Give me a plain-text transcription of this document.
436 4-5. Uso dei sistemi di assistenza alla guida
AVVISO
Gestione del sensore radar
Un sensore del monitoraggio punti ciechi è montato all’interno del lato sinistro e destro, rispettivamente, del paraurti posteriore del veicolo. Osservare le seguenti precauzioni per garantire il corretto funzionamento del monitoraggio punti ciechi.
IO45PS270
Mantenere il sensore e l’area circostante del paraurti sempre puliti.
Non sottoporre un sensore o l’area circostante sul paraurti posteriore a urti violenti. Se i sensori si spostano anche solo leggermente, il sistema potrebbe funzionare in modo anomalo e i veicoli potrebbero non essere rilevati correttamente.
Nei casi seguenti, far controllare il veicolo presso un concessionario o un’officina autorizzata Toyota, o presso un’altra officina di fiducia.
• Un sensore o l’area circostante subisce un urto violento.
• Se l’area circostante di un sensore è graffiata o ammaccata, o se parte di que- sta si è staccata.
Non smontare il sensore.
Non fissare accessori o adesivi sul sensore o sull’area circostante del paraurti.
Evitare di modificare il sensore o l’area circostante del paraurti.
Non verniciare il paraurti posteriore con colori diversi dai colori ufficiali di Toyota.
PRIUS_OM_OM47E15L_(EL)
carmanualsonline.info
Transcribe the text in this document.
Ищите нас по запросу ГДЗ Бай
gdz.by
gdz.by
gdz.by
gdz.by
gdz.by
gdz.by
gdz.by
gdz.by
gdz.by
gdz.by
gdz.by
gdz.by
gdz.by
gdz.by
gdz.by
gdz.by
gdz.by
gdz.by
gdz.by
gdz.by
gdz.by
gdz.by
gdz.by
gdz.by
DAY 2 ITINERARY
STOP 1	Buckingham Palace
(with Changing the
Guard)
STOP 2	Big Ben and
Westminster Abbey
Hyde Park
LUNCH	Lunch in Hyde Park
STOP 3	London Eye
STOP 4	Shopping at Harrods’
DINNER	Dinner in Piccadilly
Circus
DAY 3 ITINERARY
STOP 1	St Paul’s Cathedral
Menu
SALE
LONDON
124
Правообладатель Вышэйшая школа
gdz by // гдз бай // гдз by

**JOB:** Transcribe the material above word for word.

**SOLUTION:**
Give me a plain-text transcription of this document.
436 4-5. Uso dei sistemi di assistenza alla guida
AVVISO
Gestione del sensore radar
Un sensore del monitoraggio punti ciechi è montato all’interno del lato sinistro e destro, rispettivamente, del paraurti posteriore del veicolo. Osservare le seguenti precauzioni per garantire il corretto funzionamento del monitoraggio punti ciechi.
IO45PS270
Mantenere il sensore e l’area circostante del paraurti sempre puliti.
Non sottoporre un sensore o l’area circostante sul paraurti posteriore a urti violenti. Se i sensori si spostano anche solo leggermente, il sistema potrebbe funzionare in modo anomalo e i veicoli potrebbero non essere rilevati correttamente.
Nei casi seguenti, far controllare il veicolo presso un concessionario o un’officina autorizzata Toyota, o presso un’altra officina di fiducia.
• Un sensore o l’area circostante subisce un urto violento.
• Se l’area circostante di un sensore è graffiata o ammaccata, o se parte di que- sta si è staccata.
Non smontare il sensore.
Non fissare accessori o adesivi sul sensore o sull’area circostante del paraurti.
Evitare di modificare il sensore o l’area circostante del paraurti.
Non verniciare il paraurti posteriore con colori diversi dai colori ufficiali di Toyota.
PRIUS_OM_OM47E15L_(EL)
carmanualsonline.info
Transcribe the text in this document.
Ищите нас по запросу ГДЗ Бай
gdz.by
gdz.by
gdz.by
gdz.by
gdz.by
gdz.by
gdz.by
gdz.by
gdz.by
gdz.by
gdz.by
gdz.by
gdz.by
gdz.by
gdz.by
gdz.by
gdz.by
gdz.by
gdz.by
gdz.by
gdz.by
gdz.by
gdz.by
gdz.by
DAY 2 ITINERARY
STOP 1	Buckingham Palace
(with Changing the
Guard)
STOP 2	Big Ben and
Westminster Abbey
Hyde Park
LUNCH	Lunch in Hyde Park
STOP 3	London Eye
STOP 4	Shopping at Harrods’
DINNER	Dinner in Piccadilly
Circus
DAY 3 ITINERARY
STOP 1	St Paul’s Cathedral
Menu
SALE
LONDON
124
Правообладатель Вышэйшая школа
gdz by // гдз бай // гдз by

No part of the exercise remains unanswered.